**WRITTEN EXERCISE:**
Output all of the entries exactly as written.

**GIVEN INFORMATION:**
# # # #

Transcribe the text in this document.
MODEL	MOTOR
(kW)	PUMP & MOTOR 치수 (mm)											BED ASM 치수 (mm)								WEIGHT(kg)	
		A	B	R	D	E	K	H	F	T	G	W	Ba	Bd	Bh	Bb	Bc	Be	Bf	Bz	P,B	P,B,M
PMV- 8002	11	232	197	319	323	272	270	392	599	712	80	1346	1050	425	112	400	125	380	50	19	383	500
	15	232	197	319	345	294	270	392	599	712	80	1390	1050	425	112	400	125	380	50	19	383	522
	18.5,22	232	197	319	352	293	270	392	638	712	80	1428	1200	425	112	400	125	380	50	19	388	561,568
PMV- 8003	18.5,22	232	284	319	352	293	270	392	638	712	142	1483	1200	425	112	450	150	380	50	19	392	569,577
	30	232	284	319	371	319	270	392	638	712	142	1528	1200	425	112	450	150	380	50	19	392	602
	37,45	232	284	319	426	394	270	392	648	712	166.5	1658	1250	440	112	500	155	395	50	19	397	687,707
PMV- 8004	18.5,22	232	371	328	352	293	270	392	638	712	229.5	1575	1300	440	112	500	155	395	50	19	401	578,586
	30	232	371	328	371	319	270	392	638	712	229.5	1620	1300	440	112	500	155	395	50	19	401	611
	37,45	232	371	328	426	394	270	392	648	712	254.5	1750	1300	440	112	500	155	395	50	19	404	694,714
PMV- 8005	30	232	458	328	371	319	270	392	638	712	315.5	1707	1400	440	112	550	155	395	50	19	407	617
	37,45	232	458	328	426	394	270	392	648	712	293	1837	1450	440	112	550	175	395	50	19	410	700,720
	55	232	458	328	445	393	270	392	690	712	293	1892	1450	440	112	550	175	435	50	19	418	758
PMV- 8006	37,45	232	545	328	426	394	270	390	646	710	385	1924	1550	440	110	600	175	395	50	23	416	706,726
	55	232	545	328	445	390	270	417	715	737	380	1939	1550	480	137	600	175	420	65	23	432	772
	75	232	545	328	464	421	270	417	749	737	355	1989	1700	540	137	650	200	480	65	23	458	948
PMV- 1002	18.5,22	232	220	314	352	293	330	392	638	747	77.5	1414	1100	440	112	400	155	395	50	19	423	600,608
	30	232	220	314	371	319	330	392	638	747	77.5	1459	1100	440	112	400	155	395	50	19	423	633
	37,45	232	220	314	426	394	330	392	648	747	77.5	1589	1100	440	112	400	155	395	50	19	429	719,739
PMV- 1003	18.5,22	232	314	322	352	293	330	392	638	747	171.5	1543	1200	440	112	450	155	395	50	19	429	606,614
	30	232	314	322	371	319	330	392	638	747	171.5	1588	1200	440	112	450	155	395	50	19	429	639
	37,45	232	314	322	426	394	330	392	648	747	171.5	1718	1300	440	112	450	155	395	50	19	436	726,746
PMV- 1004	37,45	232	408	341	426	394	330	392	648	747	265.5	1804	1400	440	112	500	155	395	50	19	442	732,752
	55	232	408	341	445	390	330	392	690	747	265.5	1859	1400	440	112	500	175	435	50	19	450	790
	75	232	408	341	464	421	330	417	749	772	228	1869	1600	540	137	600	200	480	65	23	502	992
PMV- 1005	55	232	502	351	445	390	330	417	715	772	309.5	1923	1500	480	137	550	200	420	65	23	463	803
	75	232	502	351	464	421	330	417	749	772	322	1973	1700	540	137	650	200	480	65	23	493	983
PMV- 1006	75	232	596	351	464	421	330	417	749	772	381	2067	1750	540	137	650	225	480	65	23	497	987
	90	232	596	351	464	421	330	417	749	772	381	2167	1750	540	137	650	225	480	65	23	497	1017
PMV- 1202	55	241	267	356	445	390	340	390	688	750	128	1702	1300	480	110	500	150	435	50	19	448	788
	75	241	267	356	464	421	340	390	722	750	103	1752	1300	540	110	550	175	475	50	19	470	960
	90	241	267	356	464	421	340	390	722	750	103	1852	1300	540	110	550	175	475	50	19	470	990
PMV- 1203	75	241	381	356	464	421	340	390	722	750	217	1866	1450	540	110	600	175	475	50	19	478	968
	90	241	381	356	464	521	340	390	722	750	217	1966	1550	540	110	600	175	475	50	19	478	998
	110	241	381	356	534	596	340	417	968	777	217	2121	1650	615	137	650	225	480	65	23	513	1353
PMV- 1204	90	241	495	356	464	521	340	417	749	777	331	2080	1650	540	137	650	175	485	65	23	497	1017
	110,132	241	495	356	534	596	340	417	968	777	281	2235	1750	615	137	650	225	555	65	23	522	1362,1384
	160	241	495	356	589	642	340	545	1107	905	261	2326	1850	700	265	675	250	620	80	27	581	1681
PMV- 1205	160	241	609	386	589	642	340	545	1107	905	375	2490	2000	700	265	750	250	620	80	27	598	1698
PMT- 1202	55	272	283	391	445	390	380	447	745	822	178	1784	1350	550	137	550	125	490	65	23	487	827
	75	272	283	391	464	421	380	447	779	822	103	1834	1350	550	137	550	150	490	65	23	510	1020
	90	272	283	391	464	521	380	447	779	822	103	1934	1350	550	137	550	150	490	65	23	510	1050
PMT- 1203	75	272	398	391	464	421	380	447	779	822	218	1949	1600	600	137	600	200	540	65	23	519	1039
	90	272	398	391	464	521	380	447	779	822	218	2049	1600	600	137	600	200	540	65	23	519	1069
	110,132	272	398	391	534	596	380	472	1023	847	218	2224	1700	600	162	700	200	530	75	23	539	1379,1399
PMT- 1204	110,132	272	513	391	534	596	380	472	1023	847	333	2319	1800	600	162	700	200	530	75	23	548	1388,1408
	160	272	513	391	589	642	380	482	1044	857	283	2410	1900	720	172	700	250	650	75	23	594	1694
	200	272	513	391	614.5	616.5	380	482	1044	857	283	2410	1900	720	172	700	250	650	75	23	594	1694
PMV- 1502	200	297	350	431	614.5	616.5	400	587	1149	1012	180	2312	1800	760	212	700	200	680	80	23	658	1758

# # # #

**RESPONSE TO THE EXERCISE:**
Transcribe the text in this document.
MODEL	MOTOR
(kW)	PUMP & MOTOR 치수 (mm)											BED ASM 치수 (mm)								WEIGHT(kg)	
		A	B	R	D	E	K	H	F	T	G	W	Ba	Bd	Bh	Bb	Bc	Be	Bf	Bz	P,B	P,B,M
PMV- 8002	11	232	197	319	323	272	270	392	599	712	80	1346	1050	425	112	400	125	380	50	19	383	500
	15	232	197	319	345	294	270	392	599	712	80	1390	1050	425	112	400	125	380	50	19	383	522
	18.5,22	232	197	319	352	293	270	392	638	712	80	1428	1200	425	112	400	125	380	50	19	388	561,568
PMV- 8003	18.5,22	232	284	319	352	293	270	392	638	712	142	1483	1200	425	112	450	150	380	50	19	392	569,577
	30	232	284	319	371	319	270	392	638	712	142	1528	1200	425	112	450	150	380	50	19	392	602
	37,45	232	284	319	426	394	270	392	648	712	166.5	1658	1250	440	112	500	155	395	50	19	397	687,707
PMV- 8004	18.5,22	232	371	328	352	293	270	392	638	712	229.5	1575	1300	440	112	500	155	395	50	19	401	578,586
	30	232	371	328	371	319	270	392	638	712	229.5	1620	1300	440	112	500	155	395	50	19	401	611
	37,45	232	371	328	426	394	270	392	648	712	254.5	1750	1300	440	112	500	155	395	50	19	404	694,714
PMV- 8005	30	232	458	328	371	319	270	392	638	712	315.5	1707	1400	440	112	550	155	395	50	19	407	617
	37,45	232	458	328	426	394	270	392	648	712	293	1837	1450	440	112	550	175	395	50	19	410	700,720
	55	232	458	328	445	393	270	392	690	712	293	1892	1450	440	112	550	175	435	50	19	418	758
PMV- 8006	37,45	232	545	328	426	394	270	390	646	710	385	1924	1550	440	110	600	175	395	50	23	416	706,726
	55	232	545	328	445	390	270	417	715	737	380	1939	1550	480	137	600	175	420	65	23	432	772
	75	232	545	328	464	421	270	417	749	737	355	1989	1700	540	137	650	200	480	65	23	458	948
PMV- 1002	18.5,22	232	220	314	352	293	330	392	638	747	77.5	1414	1100	440	112	400	155	395	50	19	423	600,608
	30	232	220	314	371	319	330	392	638	747	77.5	1459	1100	440	112	400	155	395	50	19	423	633
	37,45	232	220	314	426	394	330	392	648	747	77.5	1589	1100	440	112	400	155	395	50	19	429	719,739
PMV- 1003	18.5,22	232	314	322	352	293	330	392	638	747	171.5	1543	1200	440	112	450	155	395	50	19	429	606,614
	30	232	314	322	371	319	330	392	638	747	171.5	1588	1200	440	112	450	155	395	50	19	429	639
	37,45	232	314	322	426	394	330	392	648	747	171.5	1718	1300	440	112	450	155	395	50	19	436	726,746
PMV- 1004	37,45	232	408	341	426	394	330	392	648	747	265.5	1804	1400	440	112	500	155	395	50	19	442	732,752
	55	232	408	341	445	390	330	392	690	747	265.5	1859	1400	440	112	500	175	435	50	19	450	790
	75	232	408	341	464	421	330	417	749	772	228	1869	1600	540	137	600	200	480	65	23	502	992
PMV- 1005	55	232	502	351	445	390	330	417	715	772	309.5	1923	1500	480	137	550	200	420	65	23	463	803
	75	232	502	351	464	421	330	417	749	772	322	1973	1700	540	137	650	200	480	65	23	493	983
PMV- 1006	75	232	596	351	464	421	330	417	749	772	381	2067	1750	540	137	650	225	480	65	23	497	987
	90	232	596	351	464	421	330	417	749	772	381	2167	1750	540	137	650	225	480	65	23	497	1017
PMV- 1202	55	241	267	356	445	390	340	390	688	750	128	1702	1300	480	110	500	150	435	50	19	448	788
	75	241	267	356	464	421	340	390	722	750	103	1752	1300	540	110	550	175	475	50	19	470	960
	90	241	267	356	464	421	340	390	722	750	103	1852	1300	540	110	550	175	475	50	19	470	990
PMV- 1203	75	241	381	356	464	421	340	390	722	750	217	1866	1450	540	110	600	175	475	50	19	478	968
	90	241	381	356	464	521	340	390	722	750	217	1966	1550	540	110	600	175	475	50	19	478	998
	110	241	381	356	534	596	340	417	968	777	217	2121	1650	615	137	650	225	480	65	23	513	1353
PMV- 1204	90	241	495	356	464	521	340	417	749	777	331	2080	1650	540	137	650	175	485	65	23	497	1017
	110,132	241	495	356	534	596	340	417	968	777	281	2235	1750	615	137	650	225	555	65	23	522	1362,1384
	160	241	495	356	589	642	340	545	1107	905	261	2326	1850	700	265	675	250	620	80	27	581	1681
PMV- 1205	160	241	609	386	589	642	340	545	1107	905	375	2490	2000	700	265	750	250	620	80	27	598	1698
PMT- 1202	55	272	283	391	445	390	380	447	745	822	178	1784	1350	550	137	550	125	490	65	23	487	827
	75	272	283	391	464	421	380	447	779	822	103	1834	1350	550	137	550	150	490	65	23	510	1020
	90	272	283	391	464	521	380	447	779	822	103	1934	1350	550	137	550	150	490	65	23	510	1050
PMT- 1203	75	272	398	391	464	421	380	447	779	822	218	1949	1600	600	137	600	200	540	65	23	519	1039
	90	272	398	391	464	521	380	447	779	822	218	2049	1600	600	137	600	200	540	65	23	519	1069
	110,132	272	398	391	534	596	380	472	1023	847	218	2224	1700	600	162	700	200	530	75	23	539	1379,1399
PMT- 1204	110,132	272	513	391	534	596	380	472	1023	847	333	2319	1800	600	162	700	200	530	75	23	548	1388,1408
	160	272	513	391	589	642	380	482	1044	857	283	2410	1900	720	172	700	250	650	75	23	594	1694
	200	272	513	391	614.5	616.5	380	482	1044	857	283	2410	1900	720	172	700	250	650	75	23	594	1694
PMV- 1502	200	297	350	431	614.5	616.5	400	587	1149	1012	180	2312	1800	760	212	700	200	680	80	23	658	1758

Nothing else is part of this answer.